#### [EXERCISE GOAL]
Output every line below exactly.

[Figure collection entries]
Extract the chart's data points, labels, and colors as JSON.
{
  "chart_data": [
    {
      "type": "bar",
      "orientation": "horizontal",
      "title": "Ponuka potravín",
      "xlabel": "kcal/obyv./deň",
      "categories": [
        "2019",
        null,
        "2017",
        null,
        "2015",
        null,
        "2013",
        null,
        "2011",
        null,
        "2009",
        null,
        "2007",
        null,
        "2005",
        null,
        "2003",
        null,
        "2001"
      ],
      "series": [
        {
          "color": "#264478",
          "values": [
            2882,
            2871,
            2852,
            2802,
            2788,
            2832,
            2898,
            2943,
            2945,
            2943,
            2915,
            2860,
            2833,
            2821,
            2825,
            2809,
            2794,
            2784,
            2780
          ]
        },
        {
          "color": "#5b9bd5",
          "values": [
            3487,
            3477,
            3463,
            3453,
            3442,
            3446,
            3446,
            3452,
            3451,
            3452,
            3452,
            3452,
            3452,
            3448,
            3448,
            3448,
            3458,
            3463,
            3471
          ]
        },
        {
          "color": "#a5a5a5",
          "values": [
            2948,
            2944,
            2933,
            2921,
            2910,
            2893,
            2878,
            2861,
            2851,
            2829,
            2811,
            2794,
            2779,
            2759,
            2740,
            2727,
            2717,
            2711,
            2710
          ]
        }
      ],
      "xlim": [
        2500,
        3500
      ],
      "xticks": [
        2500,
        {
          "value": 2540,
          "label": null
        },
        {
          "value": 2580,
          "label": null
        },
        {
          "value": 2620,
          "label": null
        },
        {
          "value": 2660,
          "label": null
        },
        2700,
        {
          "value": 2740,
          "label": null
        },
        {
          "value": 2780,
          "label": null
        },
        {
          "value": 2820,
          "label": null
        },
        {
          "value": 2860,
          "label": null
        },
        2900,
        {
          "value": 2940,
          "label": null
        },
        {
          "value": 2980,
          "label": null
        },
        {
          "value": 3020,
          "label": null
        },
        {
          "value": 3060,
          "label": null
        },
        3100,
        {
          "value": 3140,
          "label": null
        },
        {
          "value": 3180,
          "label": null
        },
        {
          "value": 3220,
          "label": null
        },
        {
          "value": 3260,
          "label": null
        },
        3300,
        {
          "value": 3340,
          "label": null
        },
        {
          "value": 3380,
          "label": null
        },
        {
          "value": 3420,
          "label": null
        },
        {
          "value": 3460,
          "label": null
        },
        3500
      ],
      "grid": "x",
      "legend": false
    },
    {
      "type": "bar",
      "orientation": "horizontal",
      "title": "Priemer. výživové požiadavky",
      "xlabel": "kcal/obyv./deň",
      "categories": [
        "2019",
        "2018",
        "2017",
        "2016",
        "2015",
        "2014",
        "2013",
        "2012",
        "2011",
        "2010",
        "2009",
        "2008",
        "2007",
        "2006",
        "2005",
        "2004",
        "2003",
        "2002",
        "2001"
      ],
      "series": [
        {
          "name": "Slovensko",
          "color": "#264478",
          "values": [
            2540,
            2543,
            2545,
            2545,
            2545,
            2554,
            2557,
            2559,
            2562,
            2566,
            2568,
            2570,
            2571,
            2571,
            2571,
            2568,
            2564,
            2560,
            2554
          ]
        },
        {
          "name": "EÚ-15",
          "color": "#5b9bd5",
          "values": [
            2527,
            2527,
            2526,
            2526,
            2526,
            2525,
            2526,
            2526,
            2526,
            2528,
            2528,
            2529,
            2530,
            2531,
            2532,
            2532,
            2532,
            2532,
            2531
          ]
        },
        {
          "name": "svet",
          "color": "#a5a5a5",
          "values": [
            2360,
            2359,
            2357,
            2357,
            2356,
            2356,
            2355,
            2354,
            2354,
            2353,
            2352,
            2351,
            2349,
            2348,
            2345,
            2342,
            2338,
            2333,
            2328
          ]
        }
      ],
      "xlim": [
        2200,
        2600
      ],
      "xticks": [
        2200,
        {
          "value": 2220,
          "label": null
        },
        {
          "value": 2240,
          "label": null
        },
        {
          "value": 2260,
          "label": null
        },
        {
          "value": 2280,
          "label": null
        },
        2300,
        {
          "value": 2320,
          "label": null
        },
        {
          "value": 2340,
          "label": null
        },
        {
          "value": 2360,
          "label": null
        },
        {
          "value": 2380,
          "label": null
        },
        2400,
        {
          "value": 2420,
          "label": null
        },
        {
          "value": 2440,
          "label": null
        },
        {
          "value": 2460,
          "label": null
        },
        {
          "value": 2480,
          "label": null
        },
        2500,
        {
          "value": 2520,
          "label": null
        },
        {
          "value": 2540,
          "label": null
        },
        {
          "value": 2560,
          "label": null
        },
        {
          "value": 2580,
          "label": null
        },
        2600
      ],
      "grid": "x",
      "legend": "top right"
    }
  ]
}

#### [WRITTEN RESPONSE]
Extract the chart's data points, labels, and colors as JSON.
{
  "chart_data": [
    {
      "type": "bar",
      "orientation": "horizontal",
      "title": "Ponuka potravín",
      "xlabel": "kcal/obyv./deň",
      "categories": [
        "2019",
        null,
        "2017",
        null,
        "2015",
        null,
        "2013",
        null,
        "2011",
        null,
        "2009",
        null,
        "2007",
        null,
        "2005",
        null,
        "2003",
        null,
        "2001"
      ],
      "series": [
        {
          "color": "#264478",
          "values": [
            2882,
            2871,
            2852,
            2802,
            2788,
            2832,
            2898,
            2943,
            2945,
            2943,
            2915,
            2860,
            2833,
            2821,
            2825,
            2809,
            2794,
            2784,
            2780
          ]
        },
        {
          "color": "#5b9bd5",
          "values": [
            3487,
            3477,
            3463,
            3453,
            3442,
            3446,
            3446,
            3452,
            3451,
            3452,
            3452,
            3452,
            3452,
            3448,
            3448,
            3448,
            3458,
            3463,
            3471
          ]
        },
        {
          "color": "#a5a5a5",
          "values": [
            2948,
            2944,
            2933,
            2921,
            2910,
            2893,
            2878,
            2861,
            2851,
            2829,
            2811,
            2794,
            2779,
            2759,
            2740,
            2727,
            2717,
            2711,
            2710
          ]
        }
      ],
      "xlim": [
        2500,
        3500
      ],
      "xticks": [
        2500,
        {
          "value": 2540,
          "label": null
        },
        {
          "value": 2580,
          "label": null
        },
        {
          "value": 2620,
          "label": null
        },
        {
          "value": 2660,
          "label": null
        },
        2700,
        {
          "value": 2740,
          "label": null
        },
        {
          "value": 2780,
          "label": null
        },
        {
          "value": 2820,
          "label": null
        },
        {
          "value": 2860,
          "label": null
        },
        2900,
        {
          "value": 2940,
          "label": null
        },
        {
          "value": 2980,
          "label": null
        },
        {
          "value": 3020,
          "label": null
        },
        {
          "value": 3060,
          "label": null
        },
        3100,
        {
          "value": 3140,
          "label": null
        },
        {
          "value": 3180,
          "label": null
        },
        {
          "value": 3220,
          "label": null
        },
        {
          "value": 3260,
          "label": null
        },
        3300,
        {
          "value": 3340,
          "label": null
        },
        {
          "value": 3380,
          "label": null
        },
        {
          "value": 3420,
          "label": null
        },
        {
          "value": 3460,
          "label": null
        },
        3500
      ],
      "grid": "x",
      "legend": false
    },
    {
      "type": "bar",
      "orientation": "horizontal",
      "title": "Priemer. výživové požiadavky",
      "xlabel": "kcal/obyv./deň",
      "categories": [
        "2019",
        "2018",
        "2017",
        "2016",
        "2015",
        "2014",
        "2013",
        "2012",
        "2011",
        "2010",
        "2009",
        "2008",
        "2007",
        "2006",
        "2005",
        "2004",
        "2003",
        "2002",
        "2001"
      ],
      "series": [
        {
          "name": "Slovensko",
          "color": "#264478",
          "values": [
            2540,
            2543,
            2545,
            2545,
            2545,
            2554,
            2557,
            2559,
            2562,
            2566,
            2568,
            2570,
            2571,
            2571,
            2571,
            2568,
            2564,
            2560,
            2554
          ]
        },
        {
          "name": "EÚ-15",
          "color": "#5b9bd5",
          "values": [
            2527,
            2527,
            2526,
            2526,
            2526,
            2525,
            2526,
            2526,
            2526,
            2528,
            2528,
            2529,
            2530,
            2531,
            2532,
            2532,
            2532,
            2532,
            2531
          ]
        },
        {
          "name": "svet",
          "color": "#a5a5a5",
          "values": [
            2360,
            2359,
            2357,
            2357,
            2356,
            2356,
            2355,
            2354,
            2354,
            2353,
            2352,
            2351,
            2349,
            2348,
            2345,
            2342,
            2338,
            2333,
            2328
          ]
        }
      ],
      "xlim": [
        2200,
        2600
      ],
      "xticks": [
        2200,
        {
          "value": 2220,
          "label": null
        },
        {
          "value": 2240,
          "label": null
        },
        {
          "value": 2260,
          "label": null
        },
        {
          "value": 2280,
          "label": null
        },
        2300,
        {
          "value": 2320,
          "label": null
        },
        {
          "value": 2340,
          "label": null
        },
        {
          "value": 2360,
          "label": null
        },
        {
          "value": 2380,
          "label": null
        },
        2400,
        {
          "value": 2420,
          "label": null
        },
        {
          "value": 2440,
          "label": null
        },
        {
          "value": 2460,
          "label": null
        },
        {
          "value": 2480,
          "label": null
        },
        2500,
        {
          "value": 2520,
          "label": null
        },
        {
          "value": 2540,
          "label": null
        },
        {
          "value": 2560,
          "label": null
        },
        {
          "value": 2580,
          "label": null
        },
        2600
      ],
      "grid": "x",
      "legend": "top right"
    }
  ]
}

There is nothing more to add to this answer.